Data entries for graphics:

********

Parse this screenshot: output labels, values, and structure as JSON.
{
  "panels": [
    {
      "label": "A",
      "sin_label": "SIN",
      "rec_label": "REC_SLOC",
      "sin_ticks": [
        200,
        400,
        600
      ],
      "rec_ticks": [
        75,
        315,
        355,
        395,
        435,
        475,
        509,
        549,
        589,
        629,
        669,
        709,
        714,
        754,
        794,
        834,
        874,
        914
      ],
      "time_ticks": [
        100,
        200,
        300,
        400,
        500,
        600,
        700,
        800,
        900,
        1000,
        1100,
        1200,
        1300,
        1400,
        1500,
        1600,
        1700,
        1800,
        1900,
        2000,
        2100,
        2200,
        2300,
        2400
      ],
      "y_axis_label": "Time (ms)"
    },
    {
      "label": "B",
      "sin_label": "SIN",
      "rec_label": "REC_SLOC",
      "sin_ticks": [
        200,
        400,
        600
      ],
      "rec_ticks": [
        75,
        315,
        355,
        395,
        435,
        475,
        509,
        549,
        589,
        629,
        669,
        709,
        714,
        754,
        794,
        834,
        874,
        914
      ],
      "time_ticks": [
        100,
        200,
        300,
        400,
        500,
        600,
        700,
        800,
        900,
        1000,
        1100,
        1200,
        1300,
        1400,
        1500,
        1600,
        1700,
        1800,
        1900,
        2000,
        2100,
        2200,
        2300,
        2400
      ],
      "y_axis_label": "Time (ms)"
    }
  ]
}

********

WHAT YOU ARE ASKED TO DO
Write the entire listing out again, word for word.

RESULT
Parse this screenshot: output labels, values, and structure as JSON.
{
  "panels": [
    {
      "label": "A",
      "sin_label": "SIN",
      "rec_label": "REC_SLOC",
      "sin_ticks": [
        200,
        400,
        600
      ],
      "rec_ticks": [
        75,
        315,
        355,
        395,
        435,
        475,
        509,
        549,
        589,
        629,
        669,
        709,
        714,
        754,
        794,
        834,
        874,
        914
      ],
      "time_ticks": [
        100,
        200,
        300,
        400,
        500,
        600,
        700,
        800,
        900,
        1000,
        1100,
        1200,
        1300,
        1400,
        1500,
        1600,
        1700,
        1800,
        1900,
        2000,
        2100,
        2200,
        2300,
        2400
      ],
      "y_axis_label": "Time (ms)"
    },
    {
      "label": "B",
      "sin_label": "SIN",
      "rec_label": "REC_SLOC",
      "sin_ticks": [
        200,
        400,
        600
      ],
      "rec_ticks": [
        75,
        315,
        355,
        395,
        435,
        475,
        509,
        549,
        589,
        629,
        669,
        709,
        714,
        754,
        794,
        834,
        874,
        914
      ],
      "time_ticks": [
        100,
        200,
        300,
        400,
        500,
        600,
        700,
        800,
        900,
        1000,
        1100,
        1200,
        1300,
        1400,
        1500,
        1600,
        1700,
        1800,
        1900,
        2000,
        2100,
        2200,
        2300,
        2400
      ],
      "y_axis_label": "Time (ms)"
    }
  ]
}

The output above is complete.